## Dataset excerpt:
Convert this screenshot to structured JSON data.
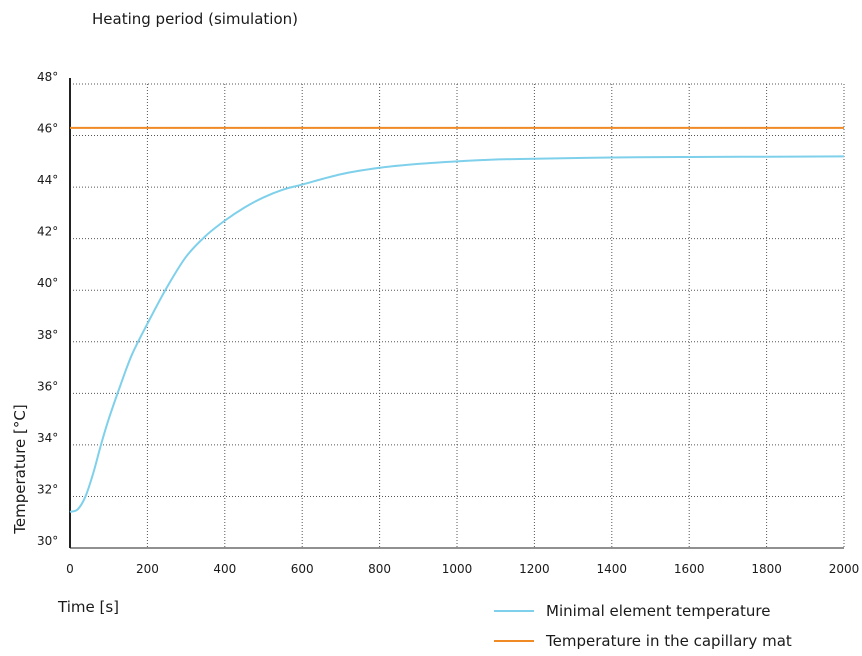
{
  "chart_data": {
    "type": "line",
    "title": "Heating period (simulation)",
    "xlabel": "Time [s]",
    "ylabel": "Temperature [°C]",
    "xlim": [
      0,
      2000
    ],
    "ylim": [
      30,
      48
    ],
    "x_ticks": [
      "0",
      "200",
      "400",
      "600",
      "800",
      "1000",
      "1200",
      "1400",
      "1600",
      "1800",
      "2000"
    ],
    "y_ticks": [
      "30°",
      "32°",
      "34°",
      "36°",
      "38°",
      "40°",
      "42°",
      "44°",
      "46°",
      "48°"
    ],
    "grid": true,
    "legend_position": "bottom-right",
    "series": [
      {
        "name": "Minimal element temperature",
        "color": "#7fd0eb",
        "x": [
          0,
          20,
          40,
          60,
          80,
          100,
          130,
          160,
          200,
          250,
          300,
          350,
          400,
          450,
          500,
          550,
          600,
          700,
          800,
          900,
          1000,
          1100,
          1200,
          1400,
          1600,
          1800,
          2000
        ],
        "y": [
          31.4,
          31.5,
          32.0,
          32.9,
          34.0,
          35.0,
          36.3,
          37.5,
          38.7,
          40.1,
          41.3,
          42.1,
          42.7,
          43.2,
          43.6,
          43.9,
          44.1,
          44.5,
          44.75,
          44.9,
          45.0,
          45.07,
          45.1,
          45.15,
          45.17,
          45.18,
          45.19
        ]
      },
      {
        "name": "Temperature in the capillary mat",
        "color": "#f08a24",
        "x": [
          0,
          2000
        ],
        "y": [
          46.3,
          46.3
        ]
      }
    ]
  }
}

## Description of the task:
Reproduce all the records verbatim, excluding images.

## Expected answer:
Convert this screenshot to structured JSON data.
{
  "chart_data": {
    "type": "line",
    "title": "Heating period (simulation)",
    "xlabel": "Time [s]",
    "ylabel": "Temperature [°C]",
    "xlim": [
      0,
      2000
    ],
    "ylim": [
      30,
      48
    ],
    "x_ticks": [
      "0",
      "200",
      "400",
      "600",
      "800",
      "1000",
      "1200",
      "1400",
      "1600",
      "1800",
      "2000"
    ],
    "y_ticks": [
      "30°",
      "32°",
      "34°",
      "36°",
      "38°",
      "40°",
      "42°",
      "44°",
      "46°",
      "48°"
    ],
    "grid": true,
    "legend_position": "bottom-right",
    "series": [
      {
        "name": "Minimal element temperature",
        "color": "#7fd0eb",
        "x": [
          0,
          20,
          40,
          60,
          80,
          100,
          130,
          160,
          200,
          250,
          300,
          350,
          400,
          450,
          500,
          550,
          600,
          700,
          800,
          900,
          1000,
          1100,
          1200,
          1400,
          1600,
          1800,
          2000
        ],
        "y": [
          31.4,
          31.5,
          32.0,
          32.9,
          34.0,
          35.0,
          36.3,
          37.5,
          38.7,
          40.1,
          41.3,
          42.1,
          42.7,
          43.2,
          43.6,
          43.9,
          44.1,
          44.5,
          44.75,
          44.9,
          45.0,
          45.07,
          45.1,
          45.15,
          45.17,
          45.18,
          45.19
        ]
      },
      {
        "name": "Temperature in the capillary mat",
        "color": "#f08a24",
        "x": [
          0,
          2000
        ],
        "y": [
          46.3,
          46.3
        ]
      }
    ]
  }
}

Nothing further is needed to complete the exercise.